TASK TO CARRY OUT: In the following material, identify every line holding the string "Historical" and return it.

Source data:

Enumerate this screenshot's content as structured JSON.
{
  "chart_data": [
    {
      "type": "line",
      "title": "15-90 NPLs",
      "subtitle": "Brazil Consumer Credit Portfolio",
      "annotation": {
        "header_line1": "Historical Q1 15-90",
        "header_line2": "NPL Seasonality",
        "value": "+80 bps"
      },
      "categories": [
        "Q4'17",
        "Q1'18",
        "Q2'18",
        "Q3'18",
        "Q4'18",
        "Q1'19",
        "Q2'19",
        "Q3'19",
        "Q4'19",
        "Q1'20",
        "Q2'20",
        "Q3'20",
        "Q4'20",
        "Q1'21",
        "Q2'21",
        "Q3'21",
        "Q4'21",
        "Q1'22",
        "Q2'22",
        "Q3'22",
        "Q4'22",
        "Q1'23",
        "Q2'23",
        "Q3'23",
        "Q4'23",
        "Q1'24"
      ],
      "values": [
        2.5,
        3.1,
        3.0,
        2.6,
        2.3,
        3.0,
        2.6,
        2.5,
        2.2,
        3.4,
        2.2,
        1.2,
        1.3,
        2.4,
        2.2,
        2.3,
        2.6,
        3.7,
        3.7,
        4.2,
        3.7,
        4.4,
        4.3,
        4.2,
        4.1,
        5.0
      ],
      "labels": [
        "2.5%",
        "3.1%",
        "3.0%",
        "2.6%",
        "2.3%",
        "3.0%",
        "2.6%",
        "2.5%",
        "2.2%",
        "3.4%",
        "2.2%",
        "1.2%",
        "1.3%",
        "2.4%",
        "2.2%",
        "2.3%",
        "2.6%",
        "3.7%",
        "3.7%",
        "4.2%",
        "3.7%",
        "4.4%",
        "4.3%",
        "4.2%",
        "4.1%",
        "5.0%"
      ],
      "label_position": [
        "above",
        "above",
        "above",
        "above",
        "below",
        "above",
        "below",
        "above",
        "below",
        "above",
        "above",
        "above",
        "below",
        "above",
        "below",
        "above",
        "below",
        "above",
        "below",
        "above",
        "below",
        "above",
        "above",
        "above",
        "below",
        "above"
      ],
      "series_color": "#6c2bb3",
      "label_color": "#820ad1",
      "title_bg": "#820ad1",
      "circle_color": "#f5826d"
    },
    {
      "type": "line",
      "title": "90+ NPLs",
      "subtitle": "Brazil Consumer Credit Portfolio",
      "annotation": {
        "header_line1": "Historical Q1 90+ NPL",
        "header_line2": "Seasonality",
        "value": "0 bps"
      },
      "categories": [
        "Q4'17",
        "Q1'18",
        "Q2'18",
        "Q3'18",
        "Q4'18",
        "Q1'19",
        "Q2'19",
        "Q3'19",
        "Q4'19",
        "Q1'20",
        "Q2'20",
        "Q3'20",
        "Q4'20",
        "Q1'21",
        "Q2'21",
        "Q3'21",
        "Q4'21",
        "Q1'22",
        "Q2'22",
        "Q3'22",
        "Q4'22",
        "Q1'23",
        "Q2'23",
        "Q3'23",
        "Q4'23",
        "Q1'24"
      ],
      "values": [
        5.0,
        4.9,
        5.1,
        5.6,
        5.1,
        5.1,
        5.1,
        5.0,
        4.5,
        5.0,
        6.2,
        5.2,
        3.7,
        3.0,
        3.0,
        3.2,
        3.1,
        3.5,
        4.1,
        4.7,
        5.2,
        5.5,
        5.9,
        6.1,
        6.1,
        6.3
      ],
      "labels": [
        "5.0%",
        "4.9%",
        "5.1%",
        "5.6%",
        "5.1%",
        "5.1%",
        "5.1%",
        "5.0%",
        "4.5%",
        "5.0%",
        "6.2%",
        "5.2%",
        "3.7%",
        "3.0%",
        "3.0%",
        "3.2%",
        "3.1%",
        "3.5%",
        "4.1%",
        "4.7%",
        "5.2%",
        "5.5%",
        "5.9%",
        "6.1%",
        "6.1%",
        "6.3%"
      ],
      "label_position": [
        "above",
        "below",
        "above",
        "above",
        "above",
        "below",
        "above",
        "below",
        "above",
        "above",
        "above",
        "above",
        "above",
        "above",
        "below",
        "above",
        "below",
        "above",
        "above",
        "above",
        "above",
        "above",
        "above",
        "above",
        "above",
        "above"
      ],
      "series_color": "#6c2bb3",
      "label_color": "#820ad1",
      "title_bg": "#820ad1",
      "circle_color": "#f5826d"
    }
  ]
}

EXERCISE SOLUTION:
        "header_line1": "Historical Q1 15-90",
        "header_line1": "Historical Q1 90+ NPL",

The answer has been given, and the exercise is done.